Report how many lines of these entries hold the string "panel"; reply with the number alone.
○ ○ ○
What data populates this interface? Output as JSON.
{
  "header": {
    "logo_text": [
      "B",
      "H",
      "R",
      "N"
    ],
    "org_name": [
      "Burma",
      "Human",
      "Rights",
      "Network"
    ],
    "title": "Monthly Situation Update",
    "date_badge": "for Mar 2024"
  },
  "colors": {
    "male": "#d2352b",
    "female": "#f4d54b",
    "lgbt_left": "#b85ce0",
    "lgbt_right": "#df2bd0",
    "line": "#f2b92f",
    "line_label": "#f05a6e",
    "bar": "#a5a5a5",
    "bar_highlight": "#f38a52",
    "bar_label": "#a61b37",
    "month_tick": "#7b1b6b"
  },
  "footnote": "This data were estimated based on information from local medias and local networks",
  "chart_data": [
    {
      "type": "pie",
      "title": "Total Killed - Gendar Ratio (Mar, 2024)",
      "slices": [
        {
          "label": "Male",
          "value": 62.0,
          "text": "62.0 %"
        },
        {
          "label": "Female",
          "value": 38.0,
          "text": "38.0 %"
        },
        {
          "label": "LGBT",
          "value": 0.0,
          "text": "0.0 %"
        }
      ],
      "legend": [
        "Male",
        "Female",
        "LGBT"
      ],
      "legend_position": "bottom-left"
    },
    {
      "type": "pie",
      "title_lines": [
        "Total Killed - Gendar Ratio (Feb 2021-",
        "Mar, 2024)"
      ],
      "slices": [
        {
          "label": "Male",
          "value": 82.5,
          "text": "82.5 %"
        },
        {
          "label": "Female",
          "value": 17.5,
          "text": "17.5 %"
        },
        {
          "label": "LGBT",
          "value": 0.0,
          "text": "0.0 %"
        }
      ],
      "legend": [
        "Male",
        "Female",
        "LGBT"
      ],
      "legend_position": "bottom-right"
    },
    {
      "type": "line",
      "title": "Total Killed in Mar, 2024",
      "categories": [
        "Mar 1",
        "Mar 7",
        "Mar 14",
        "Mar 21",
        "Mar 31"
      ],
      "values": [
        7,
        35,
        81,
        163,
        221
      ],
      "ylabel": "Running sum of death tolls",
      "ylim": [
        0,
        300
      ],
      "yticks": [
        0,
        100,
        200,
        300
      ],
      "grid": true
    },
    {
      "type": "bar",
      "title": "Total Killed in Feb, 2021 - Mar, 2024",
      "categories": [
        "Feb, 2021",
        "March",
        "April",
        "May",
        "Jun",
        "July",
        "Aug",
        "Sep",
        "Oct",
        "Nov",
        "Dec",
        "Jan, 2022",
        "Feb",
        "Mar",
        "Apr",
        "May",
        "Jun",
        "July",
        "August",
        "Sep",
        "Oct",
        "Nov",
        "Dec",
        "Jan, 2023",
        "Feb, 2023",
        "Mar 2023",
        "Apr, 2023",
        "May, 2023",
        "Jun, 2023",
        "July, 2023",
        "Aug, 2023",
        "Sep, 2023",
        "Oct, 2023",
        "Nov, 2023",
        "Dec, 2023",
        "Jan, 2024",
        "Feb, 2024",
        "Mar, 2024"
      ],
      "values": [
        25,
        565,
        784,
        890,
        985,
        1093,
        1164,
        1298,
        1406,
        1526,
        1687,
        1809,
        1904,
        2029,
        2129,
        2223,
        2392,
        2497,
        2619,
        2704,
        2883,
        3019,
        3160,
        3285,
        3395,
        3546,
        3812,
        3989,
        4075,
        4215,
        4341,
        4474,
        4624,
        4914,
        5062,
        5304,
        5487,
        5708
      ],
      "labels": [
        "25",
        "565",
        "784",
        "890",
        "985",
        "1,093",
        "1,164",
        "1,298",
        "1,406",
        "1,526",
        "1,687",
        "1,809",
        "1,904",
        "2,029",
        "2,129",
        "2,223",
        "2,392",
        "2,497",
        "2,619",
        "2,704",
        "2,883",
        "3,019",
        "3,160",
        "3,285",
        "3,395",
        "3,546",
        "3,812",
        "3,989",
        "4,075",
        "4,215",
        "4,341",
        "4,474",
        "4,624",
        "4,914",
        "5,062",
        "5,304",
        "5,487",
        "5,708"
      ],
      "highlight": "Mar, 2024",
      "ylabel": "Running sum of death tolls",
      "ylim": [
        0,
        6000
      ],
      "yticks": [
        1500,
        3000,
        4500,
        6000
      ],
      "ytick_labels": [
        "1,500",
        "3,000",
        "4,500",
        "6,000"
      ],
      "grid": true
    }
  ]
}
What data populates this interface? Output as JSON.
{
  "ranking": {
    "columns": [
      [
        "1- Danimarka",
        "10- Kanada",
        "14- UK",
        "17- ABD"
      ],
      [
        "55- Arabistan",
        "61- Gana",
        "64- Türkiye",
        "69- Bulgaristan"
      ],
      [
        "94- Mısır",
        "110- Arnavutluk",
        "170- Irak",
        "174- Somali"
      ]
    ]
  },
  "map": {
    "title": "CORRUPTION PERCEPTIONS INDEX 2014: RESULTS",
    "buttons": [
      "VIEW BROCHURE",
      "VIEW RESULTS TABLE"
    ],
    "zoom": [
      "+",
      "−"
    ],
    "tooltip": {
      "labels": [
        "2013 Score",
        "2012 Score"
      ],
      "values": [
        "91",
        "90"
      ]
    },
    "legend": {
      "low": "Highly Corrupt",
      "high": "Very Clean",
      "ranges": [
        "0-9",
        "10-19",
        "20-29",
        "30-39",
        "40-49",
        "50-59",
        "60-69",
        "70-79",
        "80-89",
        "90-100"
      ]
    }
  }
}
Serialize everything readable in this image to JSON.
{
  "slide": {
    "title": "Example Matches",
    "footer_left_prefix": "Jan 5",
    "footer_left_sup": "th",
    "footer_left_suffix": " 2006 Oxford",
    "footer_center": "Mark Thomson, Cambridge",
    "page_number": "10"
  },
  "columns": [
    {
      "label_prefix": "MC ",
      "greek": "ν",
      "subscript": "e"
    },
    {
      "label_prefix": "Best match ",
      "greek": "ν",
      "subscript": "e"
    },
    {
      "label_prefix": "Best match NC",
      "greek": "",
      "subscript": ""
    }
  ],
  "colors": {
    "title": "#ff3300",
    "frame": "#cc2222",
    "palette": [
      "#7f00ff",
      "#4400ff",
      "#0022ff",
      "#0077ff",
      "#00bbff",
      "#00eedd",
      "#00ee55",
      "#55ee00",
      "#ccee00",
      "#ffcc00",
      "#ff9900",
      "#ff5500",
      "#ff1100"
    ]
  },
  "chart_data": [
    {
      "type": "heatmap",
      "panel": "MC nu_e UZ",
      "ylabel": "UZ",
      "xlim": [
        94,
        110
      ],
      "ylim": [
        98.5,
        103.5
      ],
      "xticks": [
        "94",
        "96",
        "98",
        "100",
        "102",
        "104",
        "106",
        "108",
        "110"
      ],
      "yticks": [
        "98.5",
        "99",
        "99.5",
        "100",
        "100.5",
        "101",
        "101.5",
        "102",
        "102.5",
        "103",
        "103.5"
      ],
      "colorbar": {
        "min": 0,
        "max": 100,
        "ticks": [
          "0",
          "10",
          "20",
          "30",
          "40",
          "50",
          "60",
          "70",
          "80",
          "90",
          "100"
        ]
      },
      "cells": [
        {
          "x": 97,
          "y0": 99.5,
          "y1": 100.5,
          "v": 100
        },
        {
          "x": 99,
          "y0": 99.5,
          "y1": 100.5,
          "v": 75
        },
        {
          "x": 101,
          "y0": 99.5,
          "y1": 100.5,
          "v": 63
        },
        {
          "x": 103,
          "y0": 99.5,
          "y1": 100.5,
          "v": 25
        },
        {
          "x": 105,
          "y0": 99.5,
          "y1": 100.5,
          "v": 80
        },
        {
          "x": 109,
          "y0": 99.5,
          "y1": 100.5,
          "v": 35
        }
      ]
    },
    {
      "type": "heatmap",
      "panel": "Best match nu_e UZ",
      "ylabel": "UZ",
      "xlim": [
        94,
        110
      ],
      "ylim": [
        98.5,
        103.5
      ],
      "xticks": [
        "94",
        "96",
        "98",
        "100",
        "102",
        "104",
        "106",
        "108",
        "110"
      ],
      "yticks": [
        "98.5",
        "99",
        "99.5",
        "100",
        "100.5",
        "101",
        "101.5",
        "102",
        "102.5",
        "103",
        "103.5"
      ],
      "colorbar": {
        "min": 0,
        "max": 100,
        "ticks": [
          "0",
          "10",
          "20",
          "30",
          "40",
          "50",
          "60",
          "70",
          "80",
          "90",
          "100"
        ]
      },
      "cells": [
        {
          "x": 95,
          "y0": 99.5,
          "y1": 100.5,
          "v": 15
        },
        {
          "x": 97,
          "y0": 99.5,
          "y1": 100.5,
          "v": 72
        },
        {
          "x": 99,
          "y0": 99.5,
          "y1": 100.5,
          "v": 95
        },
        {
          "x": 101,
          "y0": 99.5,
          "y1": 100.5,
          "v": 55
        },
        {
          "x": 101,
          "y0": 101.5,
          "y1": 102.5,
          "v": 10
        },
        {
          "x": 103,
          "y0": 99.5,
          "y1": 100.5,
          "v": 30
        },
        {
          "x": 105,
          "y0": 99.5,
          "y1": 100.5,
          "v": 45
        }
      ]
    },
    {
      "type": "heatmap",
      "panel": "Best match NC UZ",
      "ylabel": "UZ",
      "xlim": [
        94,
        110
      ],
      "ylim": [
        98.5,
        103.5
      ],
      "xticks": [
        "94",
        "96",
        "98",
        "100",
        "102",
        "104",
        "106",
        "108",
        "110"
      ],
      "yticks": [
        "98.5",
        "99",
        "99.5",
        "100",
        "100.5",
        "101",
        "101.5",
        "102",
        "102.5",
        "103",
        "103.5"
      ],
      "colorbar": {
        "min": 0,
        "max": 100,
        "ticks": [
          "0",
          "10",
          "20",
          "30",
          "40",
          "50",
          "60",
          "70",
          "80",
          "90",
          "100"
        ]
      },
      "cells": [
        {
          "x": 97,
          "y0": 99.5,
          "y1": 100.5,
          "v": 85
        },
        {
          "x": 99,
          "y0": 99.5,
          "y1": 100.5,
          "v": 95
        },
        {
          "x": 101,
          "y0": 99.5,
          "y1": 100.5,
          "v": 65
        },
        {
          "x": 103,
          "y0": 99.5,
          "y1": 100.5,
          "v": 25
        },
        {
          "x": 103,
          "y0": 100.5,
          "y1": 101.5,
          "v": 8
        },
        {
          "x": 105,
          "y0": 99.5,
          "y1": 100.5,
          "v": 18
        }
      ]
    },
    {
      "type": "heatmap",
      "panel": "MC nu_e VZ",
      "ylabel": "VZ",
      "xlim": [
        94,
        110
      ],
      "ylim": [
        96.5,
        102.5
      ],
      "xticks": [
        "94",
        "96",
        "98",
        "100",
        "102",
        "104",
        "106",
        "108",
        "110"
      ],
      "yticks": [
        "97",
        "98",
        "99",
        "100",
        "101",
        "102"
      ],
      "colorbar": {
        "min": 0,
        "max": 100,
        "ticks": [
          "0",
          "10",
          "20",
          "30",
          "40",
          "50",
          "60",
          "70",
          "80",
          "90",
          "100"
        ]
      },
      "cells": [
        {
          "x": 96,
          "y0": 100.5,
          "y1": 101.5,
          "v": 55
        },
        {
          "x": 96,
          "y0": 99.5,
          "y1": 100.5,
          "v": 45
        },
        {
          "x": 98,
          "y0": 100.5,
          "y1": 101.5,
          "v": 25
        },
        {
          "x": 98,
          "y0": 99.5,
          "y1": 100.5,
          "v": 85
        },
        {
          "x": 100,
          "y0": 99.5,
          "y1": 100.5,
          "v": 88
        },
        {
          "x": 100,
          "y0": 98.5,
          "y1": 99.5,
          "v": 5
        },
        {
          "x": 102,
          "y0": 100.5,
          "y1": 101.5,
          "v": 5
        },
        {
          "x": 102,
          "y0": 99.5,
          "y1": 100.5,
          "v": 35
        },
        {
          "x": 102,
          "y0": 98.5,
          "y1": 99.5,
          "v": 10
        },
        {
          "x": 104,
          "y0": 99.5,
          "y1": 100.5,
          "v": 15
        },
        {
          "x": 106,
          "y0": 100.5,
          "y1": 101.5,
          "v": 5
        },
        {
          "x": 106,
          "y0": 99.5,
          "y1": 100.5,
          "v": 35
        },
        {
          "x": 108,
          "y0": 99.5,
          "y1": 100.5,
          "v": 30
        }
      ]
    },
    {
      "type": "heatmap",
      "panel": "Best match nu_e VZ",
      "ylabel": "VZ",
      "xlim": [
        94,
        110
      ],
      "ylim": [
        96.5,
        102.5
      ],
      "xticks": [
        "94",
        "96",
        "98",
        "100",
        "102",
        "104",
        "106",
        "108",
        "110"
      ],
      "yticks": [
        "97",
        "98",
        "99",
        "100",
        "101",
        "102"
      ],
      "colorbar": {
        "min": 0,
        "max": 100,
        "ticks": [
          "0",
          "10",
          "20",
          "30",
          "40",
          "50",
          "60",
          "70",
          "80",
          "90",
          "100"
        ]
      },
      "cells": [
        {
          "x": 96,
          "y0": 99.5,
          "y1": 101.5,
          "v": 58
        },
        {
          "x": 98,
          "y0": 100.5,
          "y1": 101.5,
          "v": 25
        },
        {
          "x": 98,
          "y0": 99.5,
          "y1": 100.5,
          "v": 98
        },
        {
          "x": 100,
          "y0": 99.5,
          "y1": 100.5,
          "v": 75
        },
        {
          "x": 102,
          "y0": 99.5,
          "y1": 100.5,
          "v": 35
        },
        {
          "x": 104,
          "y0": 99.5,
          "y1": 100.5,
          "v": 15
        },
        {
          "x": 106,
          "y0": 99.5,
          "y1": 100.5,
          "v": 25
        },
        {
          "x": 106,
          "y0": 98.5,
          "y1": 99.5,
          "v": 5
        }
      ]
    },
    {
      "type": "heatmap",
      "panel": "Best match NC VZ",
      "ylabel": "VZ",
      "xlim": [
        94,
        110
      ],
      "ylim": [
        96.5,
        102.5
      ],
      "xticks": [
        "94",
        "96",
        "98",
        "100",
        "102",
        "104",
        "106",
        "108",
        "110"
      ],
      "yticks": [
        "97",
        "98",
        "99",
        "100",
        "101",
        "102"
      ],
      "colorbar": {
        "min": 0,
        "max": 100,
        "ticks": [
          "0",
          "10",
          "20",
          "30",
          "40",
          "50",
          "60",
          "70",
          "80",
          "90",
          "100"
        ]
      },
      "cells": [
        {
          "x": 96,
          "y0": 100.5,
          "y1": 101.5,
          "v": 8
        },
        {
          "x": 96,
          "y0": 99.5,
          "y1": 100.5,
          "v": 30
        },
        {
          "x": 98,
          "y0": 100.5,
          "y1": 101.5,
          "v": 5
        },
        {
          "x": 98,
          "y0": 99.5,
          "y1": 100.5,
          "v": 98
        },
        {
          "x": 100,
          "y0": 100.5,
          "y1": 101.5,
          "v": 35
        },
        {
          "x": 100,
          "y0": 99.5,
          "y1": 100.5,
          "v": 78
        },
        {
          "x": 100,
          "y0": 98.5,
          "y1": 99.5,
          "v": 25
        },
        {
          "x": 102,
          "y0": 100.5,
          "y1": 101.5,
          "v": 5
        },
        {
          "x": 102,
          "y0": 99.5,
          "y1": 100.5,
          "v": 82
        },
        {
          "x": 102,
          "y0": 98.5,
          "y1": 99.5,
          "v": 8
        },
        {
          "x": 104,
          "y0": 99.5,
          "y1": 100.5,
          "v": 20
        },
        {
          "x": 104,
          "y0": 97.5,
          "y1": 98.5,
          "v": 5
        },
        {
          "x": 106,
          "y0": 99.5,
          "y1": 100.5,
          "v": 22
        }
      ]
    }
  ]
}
○ ○ ○
▸ RESPONSE: 6